DIRECTIVE:
Write out every entry, unchanged. Skip any picture.

──────── DATASET ROWS ────────

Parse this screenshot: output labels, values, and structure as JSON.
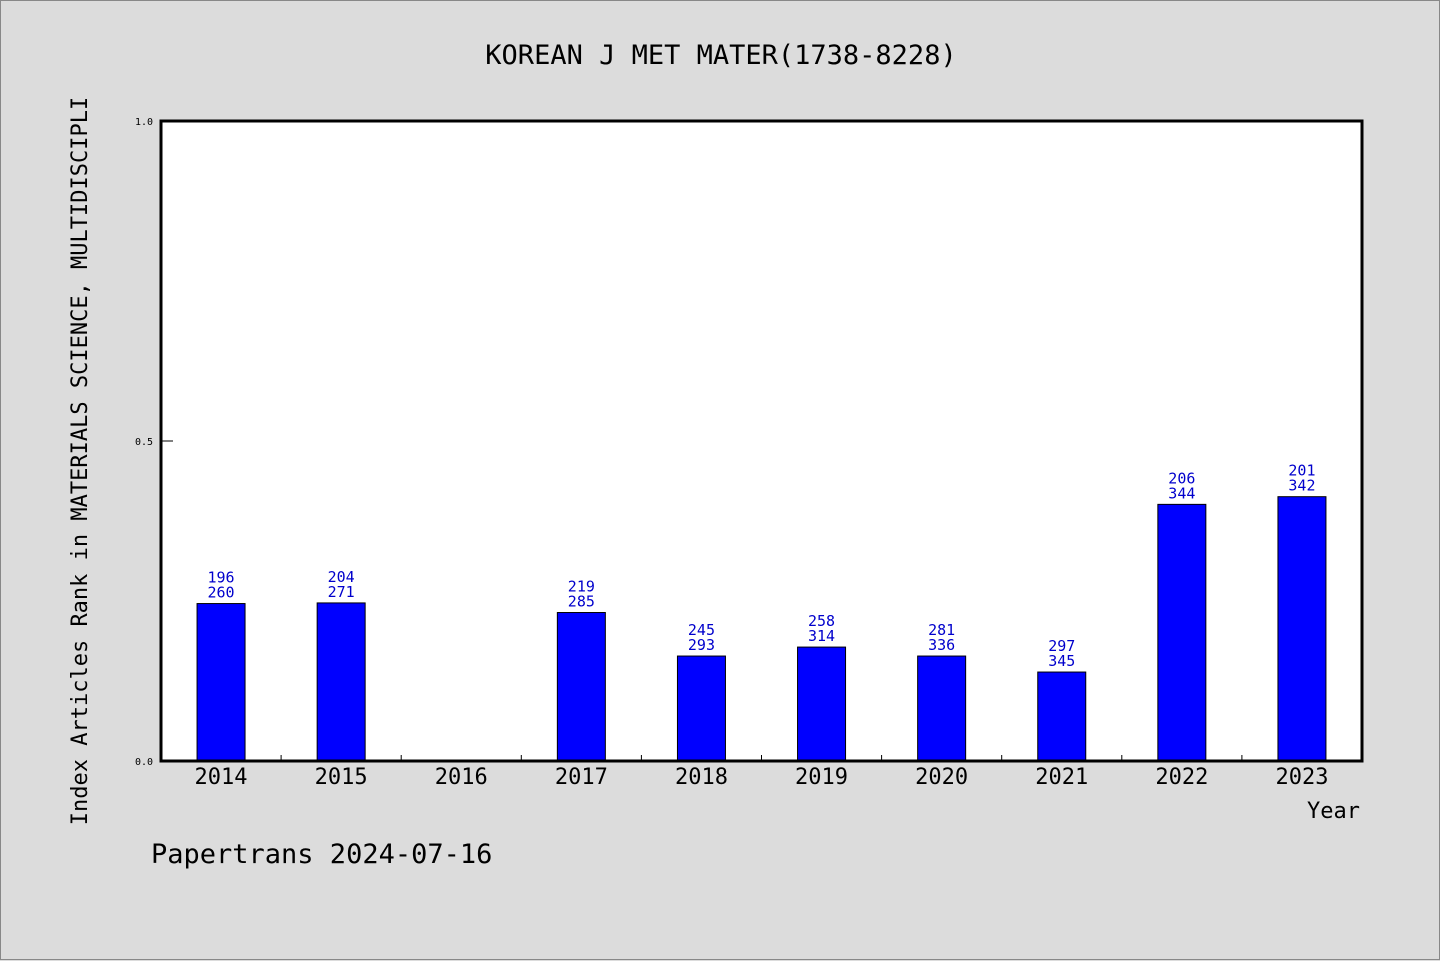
{
  "chart_data": {
    "type": "bar",
    "title": "KOREAN J MET MATER(1738-8228)",
    "xlabel": "Year",
    "ylabel": "Index Articles Rank in MATERIALS SCIENCE, MULTIDISCIPLI",
    "ylim": [
      0.0,
      1.0
    ],
    "yticks": [
      "0.0",
      "0.5",
      "1.0"
    ],
    "grid": false,
    "categories": [
      "2014",
      "2015",
      "2016",
      "2017",
      "2018",
      "2019",
      "2020",
      "2021",
      "2022",
      "2023"
    ],
    "values": [
      0.246,
      0.247,
      null,
      0.232,
      0.164,
      0.178,
      0.164,
      0.139,
      0.401,
      0.413
    ],
    "rank_labels": [
      [
        "196",
        "260"
      ],
      [
        "204",
        "271"
      ],
      null,
      [
        "219",
        "285"
      ],
      [
        "245",
        "293"
      ],
      [
        "258",
        "314"
      ],
      [
        "281",
        "336"
      ],
      [
        "297",
        "345"
      ],
      [
        "206",
        "344"
      ],
      [
        "201",
        "342"
      ]
    ],
    "bar_color": "#0000ff",
    "label_color": "#0000cc"
  },
  "footer": "Papertrans 2024-07-16"
}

────────

TASK RESPONSE:
Parse this screenshot: output labels, values, and structure as JSON.
{
  "chart_data": {
    "type": "bar",
    "title": "KOREAN J MET MATER(1738-8228)",
    "xlabel": "Year",
    "ylabel": "Index Articles Rank in MATERIALS SCIENCE, MULTIDISCIPLI",
    "ylim": [
      0.0,
      1.0
    ],
    "yticks": [
      "0.0",
      "0.5",
      "1.0"
    ],
    "grid": false,
    "categories": [
      "2014",
      "2015",
      "2016",
      "2017",
      "2018",
      "2019",
      "2020",
      "2021",
      "2022",
      "2023"
    ],
    "values": [
      0.246,
      0.247,
      null,
      0.232,
      0.164,
      0.178,
      0.164,
      0.139,
      0.401,
      0.413
    ],
    "rank_labels": [
      [
        "196",
        "260"
      ],
      [
        "204",
        "271"
      ],
      null,
      [
        "219",
        "285"
      ],
      [
        "245",
        "293"
      ],
      [
        "258",
        "314"
      ],
      [
        "281",
        "336"
      ],
      [
        "297",
        "345"
      ],
      [
        "206",
        "344"
      ],
      [
        "201",
        "342"
      ]
    ],
    "bar_color": "#0000ff",
    "label_color": "#0000cc"
  },
  "footer": "Papertrans 2024-07-16"
}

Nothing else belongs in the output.